Dataset items:
++++

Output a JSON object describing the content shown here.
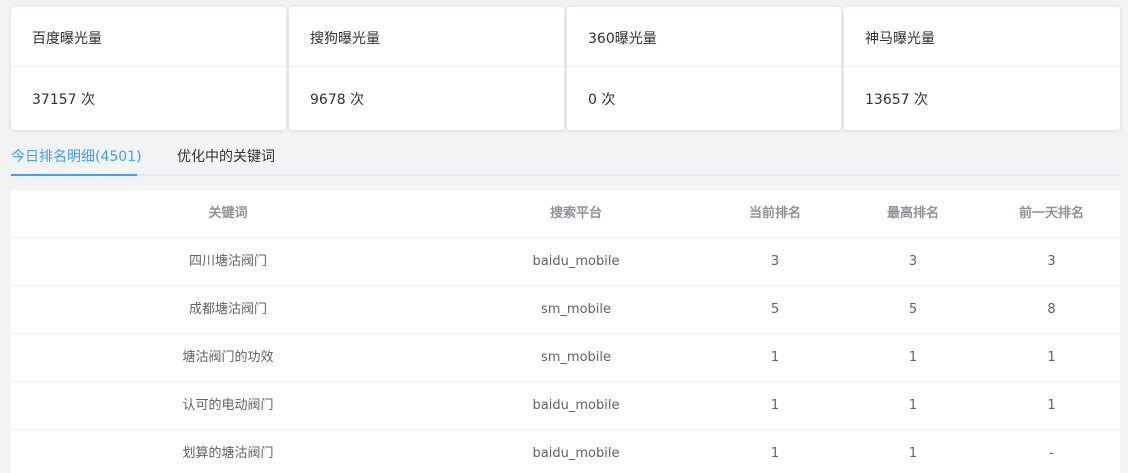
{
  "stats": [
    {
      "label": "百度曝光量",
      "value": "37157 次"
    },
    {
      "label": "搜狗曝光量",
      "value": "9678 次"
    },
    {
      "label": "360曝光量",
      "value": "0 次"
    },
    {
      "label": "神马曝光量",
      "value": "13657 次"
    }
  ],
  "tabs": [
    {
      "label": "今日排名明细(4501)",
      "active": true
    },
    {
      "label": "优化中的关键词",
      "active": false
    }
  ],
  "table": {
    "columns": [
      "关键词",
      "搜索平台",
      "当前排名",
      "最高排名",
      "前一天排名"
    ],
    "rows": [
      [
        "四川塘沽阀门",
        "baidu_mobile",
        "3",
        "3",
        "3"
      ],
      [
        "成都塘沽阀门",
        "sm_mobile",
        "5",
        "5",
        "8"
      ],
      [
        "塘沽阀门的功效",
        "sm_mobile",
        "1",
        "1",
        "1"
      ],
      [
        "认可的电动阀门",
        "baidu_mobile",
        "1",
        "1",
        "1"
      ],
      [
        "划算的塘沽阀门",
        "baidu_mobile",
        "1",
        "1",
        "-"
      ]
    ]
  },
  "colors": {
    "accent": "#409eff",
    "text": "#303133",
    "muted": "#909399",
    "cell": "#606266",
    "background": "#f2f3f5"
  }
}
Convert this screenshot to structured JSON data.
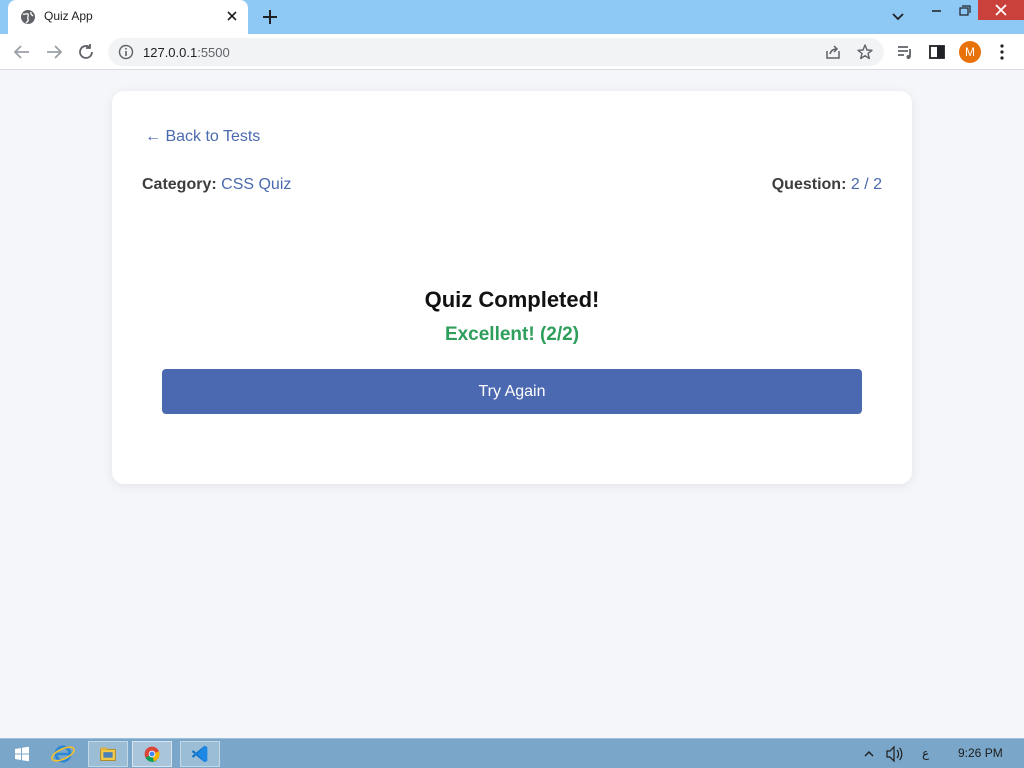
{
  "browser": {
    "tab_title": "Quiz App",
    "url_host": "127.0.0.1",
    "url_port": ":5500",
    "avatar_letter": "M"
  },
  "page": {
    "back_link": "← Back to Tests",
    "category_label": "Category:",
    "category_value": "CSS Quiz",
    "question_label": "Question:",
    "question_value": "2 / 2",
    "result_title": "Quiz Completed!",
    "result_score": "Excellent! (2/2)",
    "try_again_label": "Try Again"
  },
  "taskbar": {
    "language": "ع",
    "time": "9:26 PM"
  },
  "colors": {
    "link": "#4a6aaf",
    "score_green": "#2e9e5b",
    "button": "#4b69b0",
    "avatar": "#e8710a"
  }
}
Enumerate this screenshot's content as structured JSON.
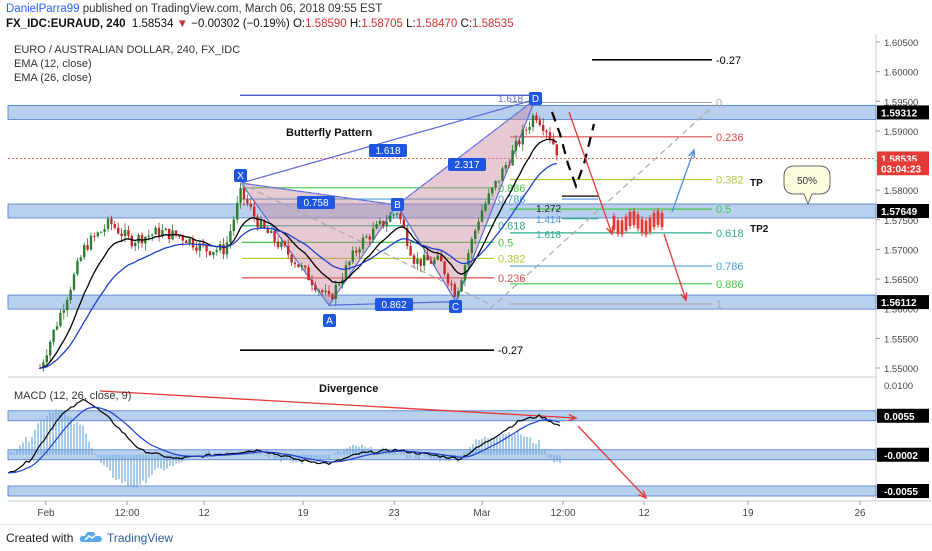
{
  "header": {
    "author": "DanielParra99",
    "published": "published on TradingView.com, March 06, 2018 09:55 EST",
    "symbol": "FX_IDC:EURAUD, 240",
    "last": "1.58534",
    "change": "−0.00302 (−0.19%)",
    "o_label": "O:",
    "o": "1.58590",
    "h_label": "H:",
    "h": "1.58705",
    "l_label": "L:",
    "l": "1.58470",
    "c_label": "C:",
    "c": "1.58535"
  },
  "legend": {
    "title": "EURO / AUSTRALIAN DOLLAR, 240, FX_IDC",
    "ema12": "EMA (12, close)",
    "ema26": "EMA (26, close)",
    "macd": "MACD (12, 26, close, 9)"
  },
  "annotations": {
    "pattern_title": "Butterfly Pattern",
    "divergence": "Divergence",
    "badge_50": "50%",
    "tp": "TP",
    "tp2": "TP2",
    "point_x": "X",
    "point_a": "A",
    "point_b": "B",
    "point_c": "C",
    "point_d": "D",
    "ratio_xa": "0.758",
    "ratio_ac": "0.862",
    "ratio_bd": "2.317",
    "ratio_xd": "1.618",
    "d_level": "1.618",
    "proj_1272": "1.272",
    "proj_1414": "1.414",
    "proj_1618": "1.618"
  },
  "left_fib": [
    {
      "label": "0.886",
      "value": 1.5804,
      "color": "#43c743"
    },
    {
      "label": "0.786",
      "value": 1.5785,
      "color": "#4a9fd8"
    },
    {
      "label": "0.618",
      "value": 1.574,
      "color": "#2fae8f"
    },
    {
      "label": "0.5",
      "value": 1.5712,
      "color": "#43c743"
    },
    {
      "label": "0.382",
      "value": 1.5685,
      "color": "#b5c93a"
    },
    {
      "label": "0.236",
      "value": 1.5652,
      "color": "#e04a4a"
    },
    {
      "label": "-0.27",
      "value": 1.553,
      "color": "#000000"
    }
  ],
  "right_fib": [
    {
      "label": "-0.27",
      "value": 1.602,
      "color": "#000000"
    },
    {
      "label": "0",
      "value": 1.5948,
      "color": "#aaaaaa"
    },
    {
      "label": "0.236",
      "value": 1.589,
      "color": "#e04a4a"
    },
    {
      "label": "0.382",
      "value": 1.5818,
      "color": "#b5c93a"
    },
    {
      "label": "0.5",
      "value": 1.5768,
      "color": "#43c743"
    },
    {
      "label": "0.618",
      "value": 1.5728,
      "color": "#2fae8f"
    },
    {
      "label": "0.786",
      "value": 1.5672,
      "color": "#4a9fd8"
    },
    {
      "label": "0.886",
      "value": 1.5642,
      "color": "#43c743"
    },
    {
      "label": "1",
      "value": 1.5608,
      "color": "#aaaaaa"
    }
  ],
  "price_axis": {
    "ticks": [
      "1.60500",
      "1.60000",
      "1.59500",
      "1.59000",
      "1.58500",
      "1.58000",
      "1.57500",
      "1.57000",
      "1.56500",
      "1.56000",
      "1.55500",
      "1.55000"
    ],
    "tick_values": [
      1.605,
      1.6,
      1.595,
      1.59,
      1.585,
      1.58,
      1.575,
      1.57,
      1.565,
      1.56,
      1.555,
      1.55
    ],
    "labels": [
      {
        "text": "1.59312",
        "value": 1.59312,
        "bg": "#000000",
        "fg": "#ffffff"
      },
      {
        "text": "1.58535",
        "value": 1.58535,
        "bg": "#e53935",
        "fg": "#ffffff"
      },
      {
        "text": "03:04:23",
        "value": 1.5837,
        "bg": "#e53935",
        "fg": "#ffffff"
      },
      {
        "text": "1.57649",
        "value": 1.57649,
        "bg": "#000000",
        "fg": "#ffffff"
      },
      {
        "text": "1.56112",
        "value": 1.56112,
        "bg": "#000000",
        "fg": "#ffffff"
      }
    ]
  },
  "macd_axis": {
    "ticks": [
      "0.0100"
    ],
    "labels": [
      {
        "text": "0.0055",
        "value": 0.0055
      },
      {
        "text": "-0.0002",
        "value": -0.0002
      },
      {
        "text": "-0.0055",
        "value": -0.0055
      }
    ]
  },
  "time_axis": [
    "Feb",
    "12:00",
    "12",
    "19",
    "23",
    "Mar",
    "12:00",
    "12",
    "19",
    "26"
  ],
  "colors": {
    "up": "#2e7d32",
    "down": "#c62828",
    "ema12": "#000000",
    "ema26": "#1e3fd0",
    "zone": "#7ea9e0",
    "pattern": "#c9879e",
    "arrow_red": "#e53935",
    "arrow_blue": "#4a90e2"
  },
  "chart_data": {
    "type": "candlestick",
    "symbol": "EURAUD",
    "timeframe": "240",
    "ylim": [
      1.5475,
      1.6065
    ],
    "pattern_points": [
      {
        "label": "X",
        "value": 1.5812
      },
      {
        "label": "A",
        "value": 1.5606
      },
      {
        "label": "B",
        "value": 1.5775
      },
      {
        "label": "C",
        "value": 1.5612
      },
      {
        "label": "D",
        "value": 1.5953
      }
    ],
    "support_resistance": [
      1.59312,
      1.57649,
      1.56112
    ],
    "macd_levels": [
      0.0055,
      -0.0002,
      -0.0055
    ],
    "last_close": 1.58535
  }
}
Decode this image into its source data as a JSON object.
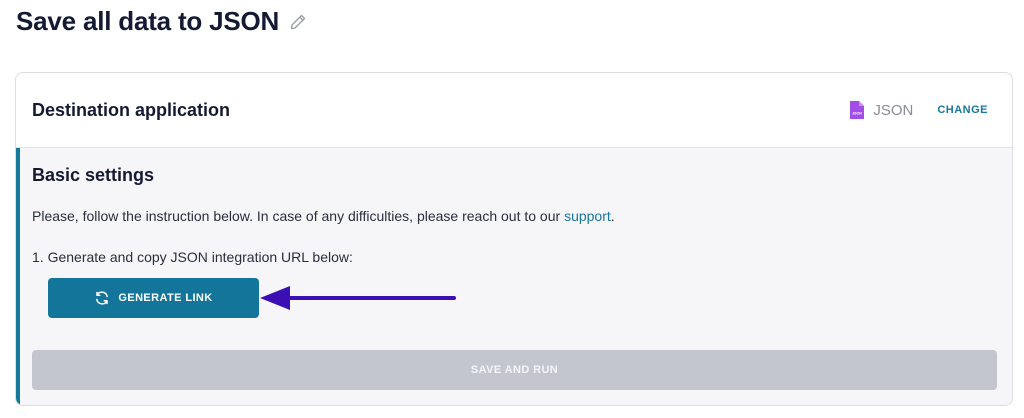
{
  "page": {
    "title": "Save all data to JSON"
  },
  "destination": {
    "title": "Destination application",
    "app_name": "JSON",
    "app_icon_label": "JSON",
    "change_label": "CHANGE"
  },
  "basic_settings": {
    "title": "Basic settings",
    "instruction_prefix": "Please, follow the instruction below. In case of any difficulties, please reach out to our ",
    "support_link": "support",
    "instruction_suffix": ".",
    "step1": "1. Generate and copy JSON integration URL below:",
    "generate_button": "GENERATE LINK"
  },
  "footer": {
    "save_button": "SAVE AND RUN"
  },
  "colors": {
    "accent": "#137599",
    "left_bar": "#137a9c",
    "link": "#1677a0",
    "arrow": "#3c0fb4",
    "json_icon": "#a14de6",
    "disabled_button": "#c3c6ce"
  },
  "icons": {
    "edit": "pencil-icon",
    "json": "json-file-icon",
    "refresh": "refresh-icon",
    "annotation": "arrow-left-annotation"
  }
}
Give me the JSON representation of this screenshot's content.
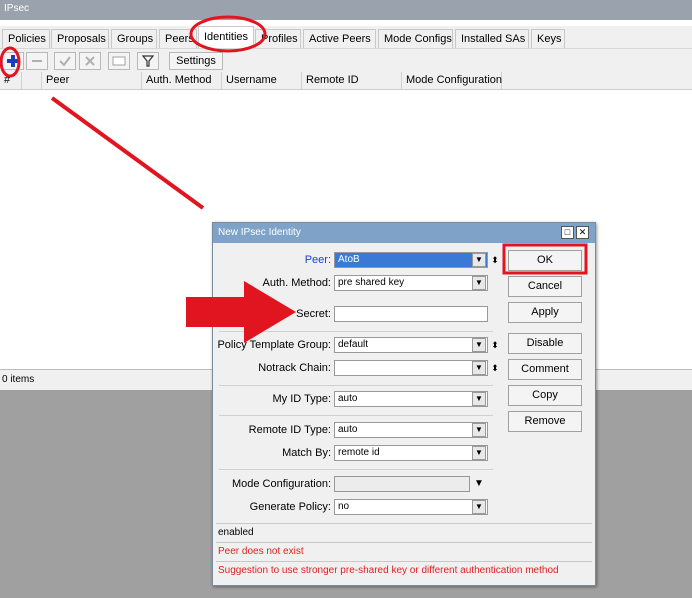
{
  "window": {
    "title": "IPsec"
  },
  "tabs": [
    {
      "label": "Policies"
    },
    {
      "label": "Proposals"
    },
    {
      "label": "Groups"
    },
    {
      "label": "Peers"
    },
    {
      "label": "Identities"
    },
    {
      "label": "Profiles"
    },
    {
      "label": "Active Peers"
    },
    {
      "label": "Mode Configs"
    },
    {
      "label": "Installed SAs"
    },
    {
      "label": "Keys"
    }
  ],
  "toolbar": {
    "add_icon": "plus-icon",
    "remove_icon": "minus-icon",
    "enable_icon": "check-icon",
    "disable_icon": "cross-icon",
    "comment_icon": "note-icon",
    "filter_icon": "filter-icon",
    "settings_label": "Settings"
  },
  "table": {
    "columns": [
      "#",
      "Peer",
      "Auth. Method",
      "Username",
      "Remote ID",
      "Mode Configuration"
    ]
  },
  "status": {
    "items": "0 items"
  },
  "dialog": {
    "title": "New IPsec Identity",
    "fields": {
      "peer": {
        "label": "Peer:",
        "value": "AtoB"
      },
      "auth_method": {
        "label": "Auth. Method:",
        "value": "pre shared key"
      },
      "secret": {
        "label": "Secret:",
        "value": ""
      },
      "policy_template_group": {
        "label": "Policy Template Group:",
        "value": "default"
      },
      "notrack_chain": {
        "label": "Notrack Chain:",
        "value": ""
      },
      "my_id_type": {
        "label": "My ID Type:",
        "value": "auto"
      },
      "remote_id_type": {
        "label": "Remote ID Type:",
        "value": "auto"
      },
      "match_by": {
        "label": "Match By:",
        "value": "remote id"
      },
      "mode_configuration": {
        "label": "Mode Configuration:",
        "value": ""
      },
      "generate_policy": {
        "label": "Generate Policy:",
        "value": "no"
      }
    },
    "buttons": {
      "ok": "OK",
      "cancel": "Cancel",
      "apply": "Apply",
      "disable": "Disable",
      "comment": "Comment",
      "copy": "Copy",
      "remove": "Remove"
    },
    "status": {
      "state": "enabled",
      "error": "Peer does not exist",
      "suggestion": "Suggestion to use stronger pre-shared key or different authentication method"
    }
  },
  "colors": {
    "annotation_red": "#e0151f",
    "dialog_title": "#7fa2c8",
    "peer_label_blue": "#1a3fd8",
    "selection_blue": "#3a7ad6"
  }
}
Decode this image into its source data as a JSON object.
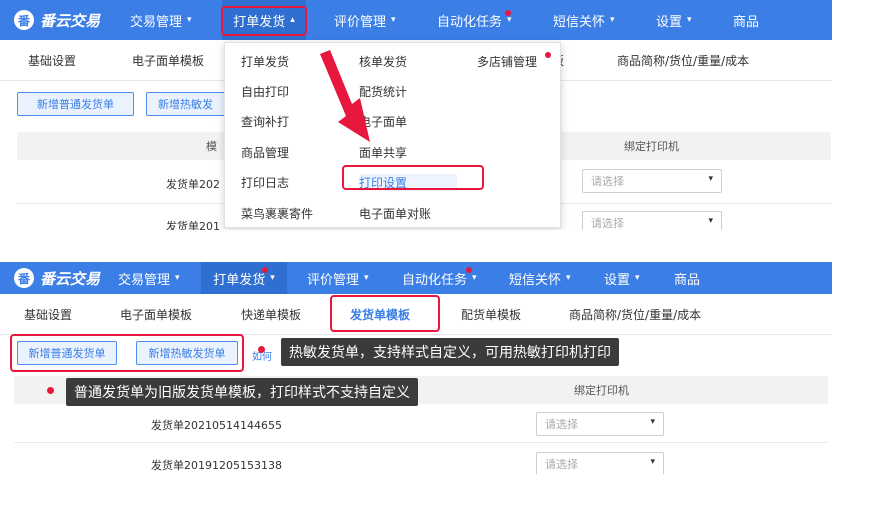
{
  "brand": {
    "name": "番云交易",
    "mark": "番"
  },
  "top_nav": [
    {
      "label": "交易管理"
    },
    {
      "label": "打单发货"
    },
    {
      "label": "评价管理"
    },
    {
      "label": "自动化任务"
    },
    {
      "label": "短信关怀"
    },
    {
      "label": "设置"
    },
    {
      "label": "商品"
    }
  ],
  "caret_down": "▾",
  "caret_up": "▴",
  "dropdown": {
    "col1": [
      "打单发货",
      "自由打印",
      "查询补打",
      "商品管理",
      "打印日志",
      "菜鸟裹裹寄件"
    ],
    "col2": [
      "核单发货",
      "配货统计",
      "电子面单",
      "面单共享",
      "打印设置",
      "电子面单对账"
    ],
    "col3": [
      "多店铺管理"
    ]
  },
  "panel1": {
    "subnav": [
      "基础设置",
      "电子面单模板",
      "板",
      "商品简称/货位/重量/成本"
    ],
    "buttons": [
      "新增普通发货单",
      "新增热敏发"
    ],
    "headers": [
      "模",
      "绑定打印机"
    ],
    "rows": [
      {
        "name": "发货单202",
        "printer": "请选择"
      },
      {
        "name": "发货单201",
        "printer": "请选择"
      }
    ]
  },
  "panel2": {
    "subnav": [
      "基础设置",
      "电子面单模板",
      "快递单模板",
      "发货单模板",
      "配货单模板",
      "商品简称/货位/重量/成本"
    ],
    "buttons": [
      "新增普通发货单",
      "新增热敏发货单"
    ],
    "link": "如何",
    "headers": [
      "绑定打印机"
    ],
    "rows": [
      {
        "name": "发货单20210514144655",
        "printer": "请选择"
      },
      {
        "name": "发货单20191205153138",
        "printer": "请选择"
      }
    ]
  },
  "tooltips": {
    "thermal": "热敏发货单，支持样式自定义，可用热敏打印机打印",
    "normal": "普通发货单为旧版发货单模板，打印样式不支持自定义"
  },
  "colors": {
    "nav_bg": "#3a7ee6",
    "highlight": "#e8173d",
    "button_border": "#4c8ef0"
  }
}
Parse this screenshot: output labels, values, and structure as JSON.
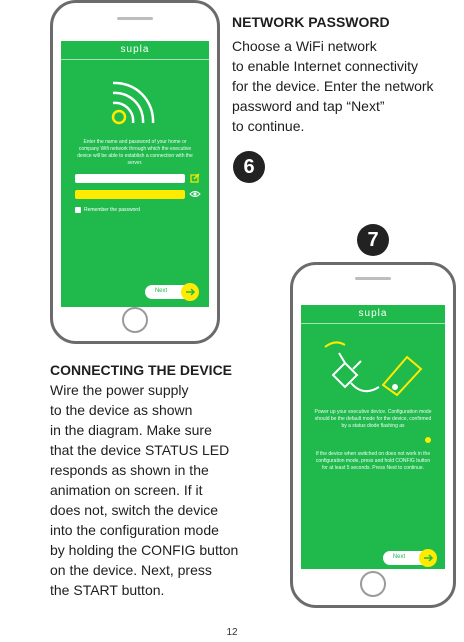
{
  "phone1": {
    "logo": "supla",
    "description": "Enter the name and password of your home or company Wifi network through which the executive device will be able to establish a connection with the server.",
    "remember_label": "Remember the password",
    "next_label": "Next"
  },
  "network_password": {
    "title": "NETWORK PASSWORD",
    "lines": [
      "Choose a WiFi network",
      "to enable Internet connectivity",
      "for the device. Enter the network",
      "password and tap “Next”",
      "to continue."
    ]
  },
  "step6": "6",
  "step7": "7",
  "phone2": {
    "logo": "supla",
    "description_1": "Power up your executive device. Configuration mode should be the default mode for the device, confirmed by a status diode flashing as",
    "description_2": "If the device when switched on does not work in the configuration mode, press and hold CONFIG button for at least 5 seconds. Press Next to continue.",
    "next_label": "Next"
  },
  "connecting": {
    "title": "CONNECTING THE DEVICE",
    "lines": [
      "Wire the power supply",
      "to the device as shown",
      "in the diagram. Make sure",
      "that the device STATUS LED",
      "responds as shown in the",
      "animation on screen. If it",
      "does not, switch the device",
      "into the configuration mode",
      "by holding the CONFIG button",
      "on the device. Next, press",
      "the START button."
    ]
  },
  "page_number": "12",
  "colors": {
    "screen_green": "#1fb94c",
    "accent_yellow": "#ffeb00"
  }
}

++++

## TO BE DONE
Where a line contains the string "your", extract that line.

## SOLUTION TO THIS PROBLEM
    "description": "Enter the name and password of your home or company Wifi network through which the executive device will be able to establish a connection with the server.",
    "description_1": "Power up your executive device. Configuration mode should be the default mode for the device, confirmed by a status diode flashing as",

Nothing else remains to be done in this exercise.